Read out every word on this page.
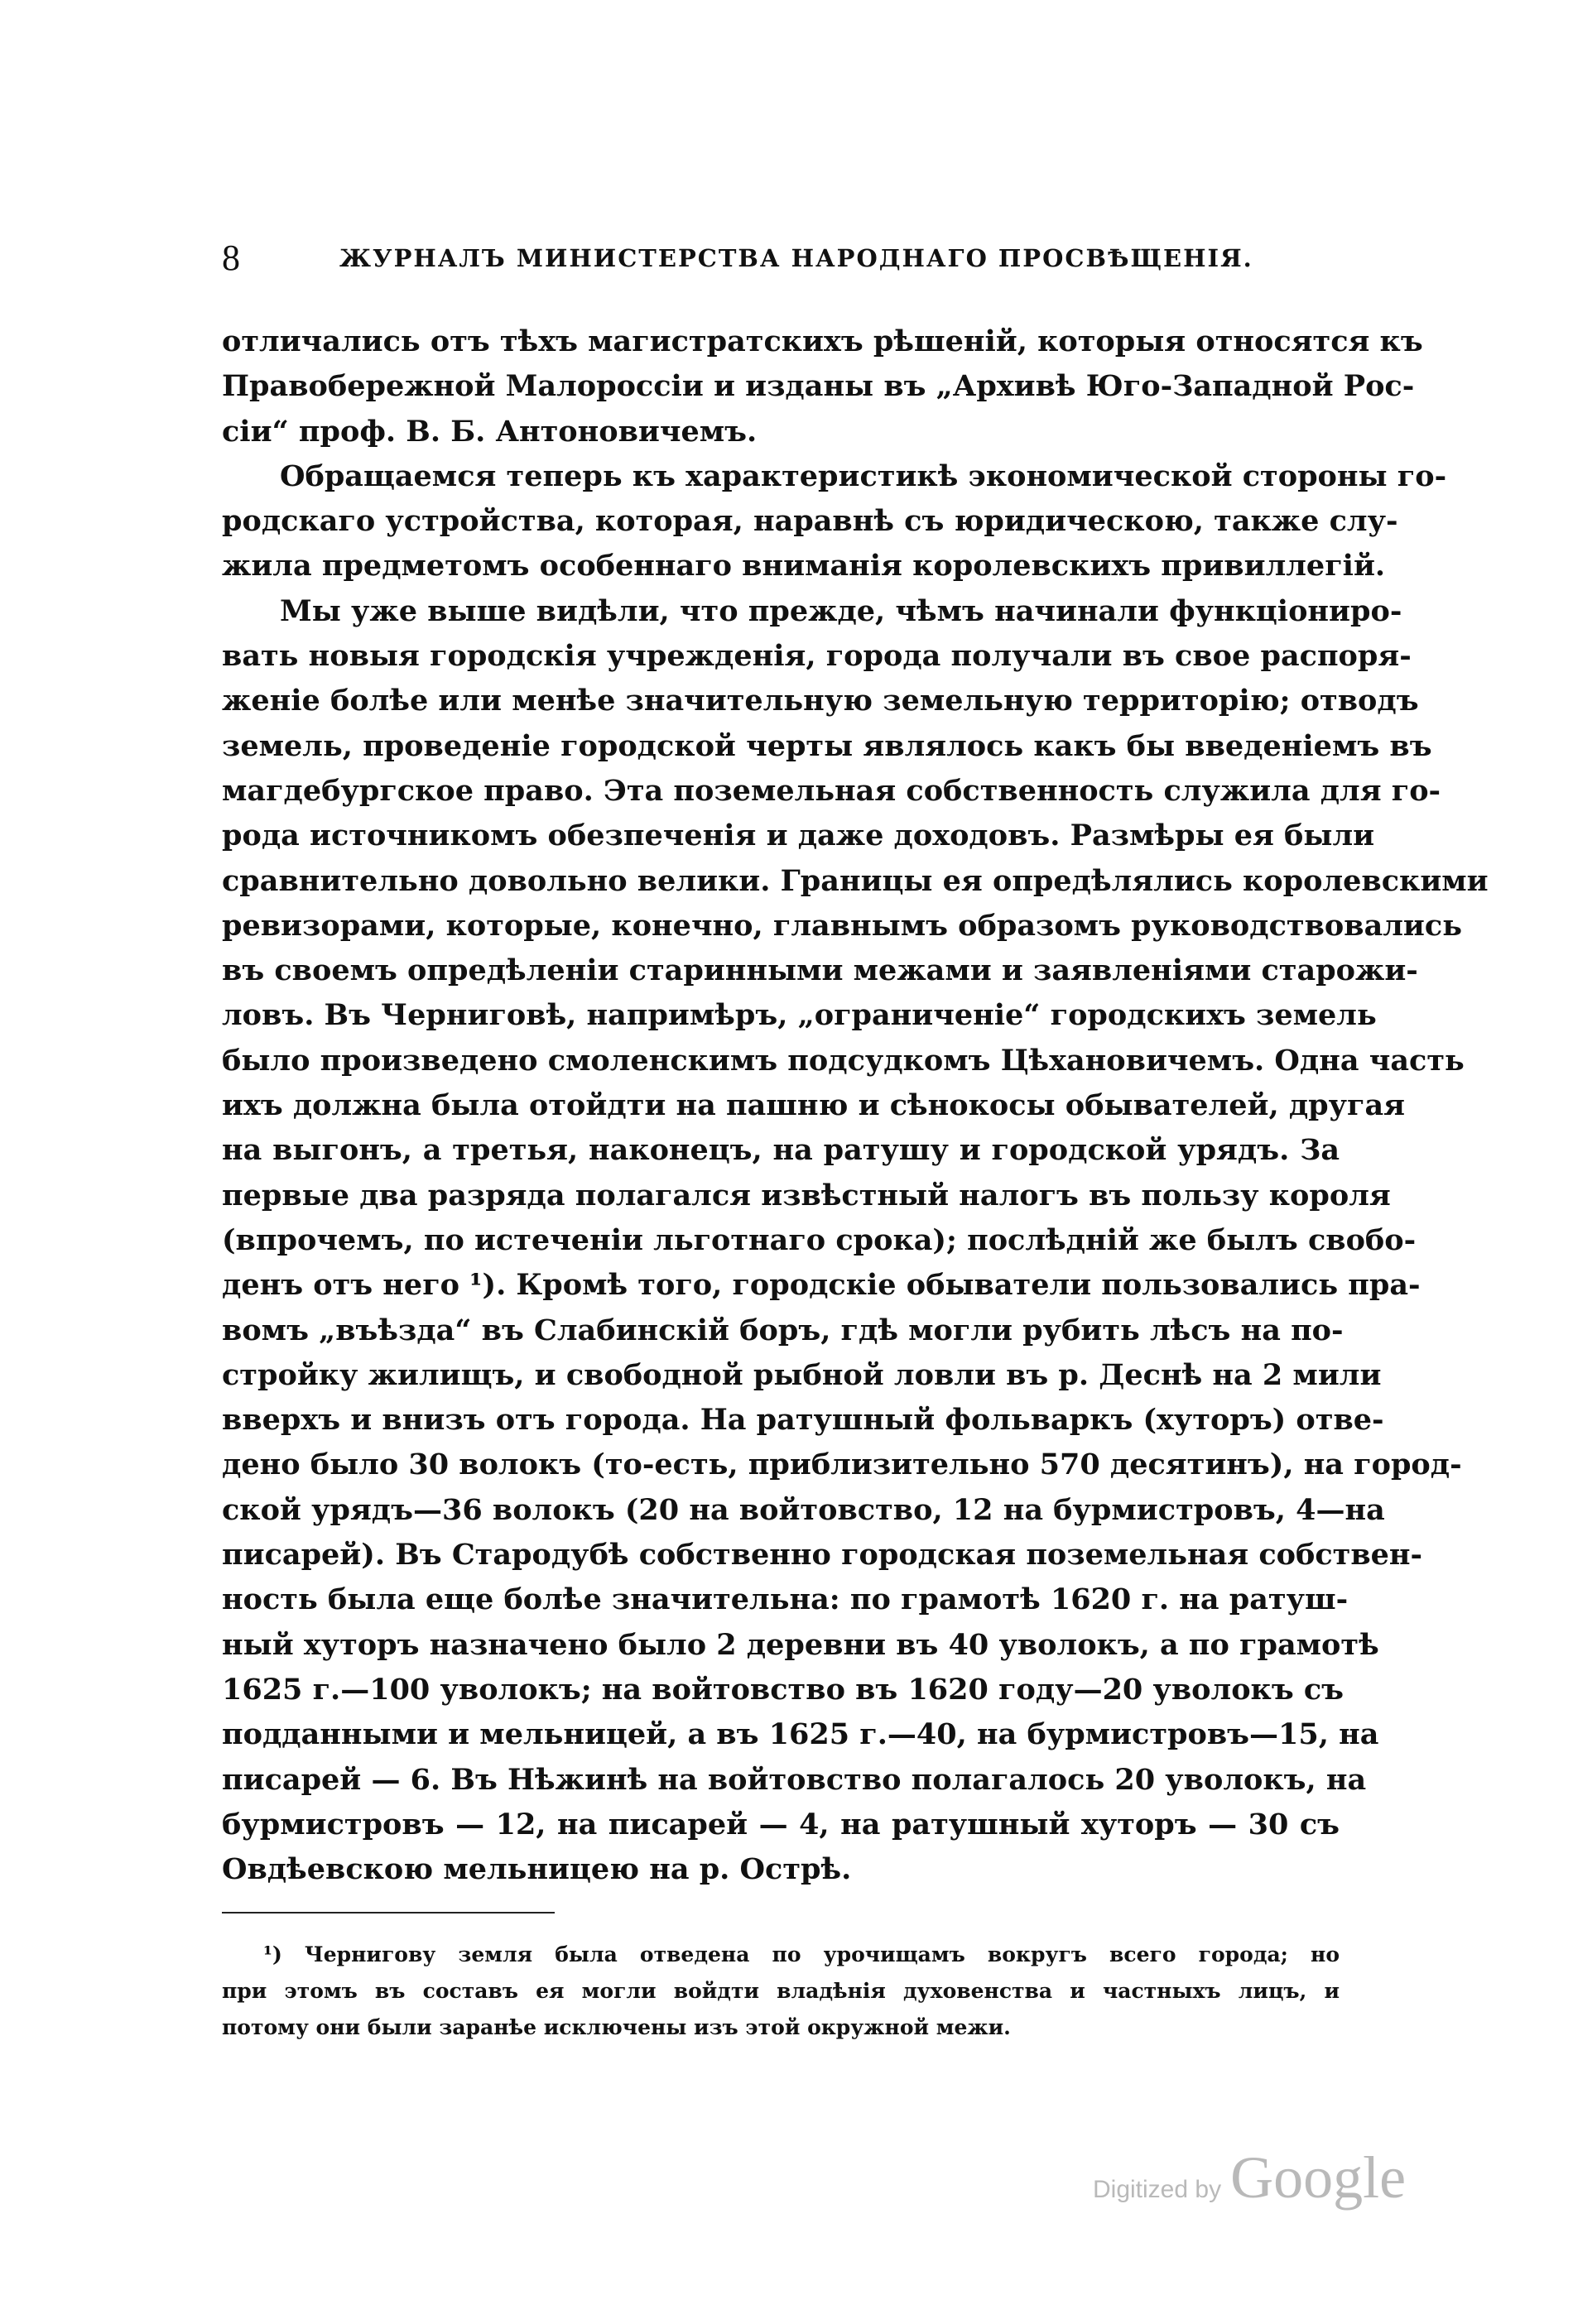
8	ЖУРНАЛЪ МИНИСТЕРСТВА НАРОДНАГО ПРОСВѢЩЕНІЯ.
отличались отъ тѣхъ магистратскихъ рѣшеній, которыя относятся къ
Правобережной Малороссіи и изданы въ „Архивѣ Юго-Западной Рос-
сіи“ проф. В. Б. Антоновичемъ.
Обращаемся теперь къ характеристикѣ экономической стороны го-
родскаго устройства, которая, наравнѣ съ юридическою, также слу-
жила предметомъ особеннаго вниманія королевскихъ привиллегій.
Мы уже выше видѣли, что прежде, чѣмъ начинали функціониро-
вать новыя городскія учрежденія, города получали въ свое распоря-
женіе болѣе или менѣе значительную земельную территорію; отводъ
земель, проведеніе городской черты являлось какъ бы введеніемъ въ
магдебургское право. Эта поземельная собственность служила для го-
рода источникомъ обезпеченія и даже доходовъ. Размѣры ея были
сравнительно довольно велики. Границы ея опредѣлялись королевскими
ревизорами, которые, конечно, главнымъ образомъ руководствовались
въ своемъ опредѣленіи старинными межами и заявленіями старожи-
ловъ. Въ Черниговѣ, напримѣръ, „ограниченіе“ городскихъ земель
было произведено смоленскимъ подсудкомъ Цѣхановичемъ. Одна часть
ихъ должна была отойдти на пашню и сѣнокосы обывателей, другая
на выгонъ, а третья, наконецъ, на ратушу и городской урядъ. За
первые два разряда полагался извѣстный налогъ въ пользу короля
(впрочемъ, по истеченіи льготнаго срока); послѣдній же былъ свобо-
денъ отъ него ¹). Кромѣ того, городскіе обыватели пользовались пра-
вомъ „въѣзда“ въ Слабинскій боръ, гдѣ могли рубить лѣсъ на по-
стройку жилищъ, и свободной рыбной ловли въ р. Деснѣ на 2 мили
вверхъ и внизъ отъ города. На ратушный фольваркъ (хуторъ) отве-
дено было 30 волокъ (то-есть, приблизительно 570 десятинъ), на город-
ской урядъ—36 волокъ (20 на войтовство, 12 на бурмистровъ, 4—на
писарей). Въ Стародубѣ собственно городская поземельная собствен-
ность была еще болѣе значительна: по грамотѣ 1620 г. на ратуш-
ный хуторъ назначено было 2 деревни въ 40 уволокъ, а по грамотѣ
1625 г.—100 уволокъ; на войтовство въ 1620 году—20 уволокъ съ
подданными и мельницей, а въ 1625 г.—40, на бурмистровъ—15, на
писарей — 6. Въ Нѣжинѣ на войтовство полагалось 20 уволокъ, на
бурмистровъ — 12, на писарей — 4, на ратушный хуторъ — 30 съ
Овдѣевскою мельницею на р. Острѣ.
¹) Чернигову земля была отведена по урочищамъ вокругъ всего города; но
при этомъ въ составъ ея могли войдти владѣнія духовенства и частныхъ лицъ, и
потому они были заранѣе исключены изъ этой окружной межи.
Digitized by Google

----------

* [To be done]:
Every line of the listing that holds "писарей" should be found and copied.

* [Response below]:
писарей). Въ Стародубѣ собственно городская поземельная собствен-
писарей — 6. Въ Нѣжинѣ на войтовство полагалось 20 уволокъ, на
бурмистровъ — 12, на писарей — 4, на ратушный хуторъ — 30 съ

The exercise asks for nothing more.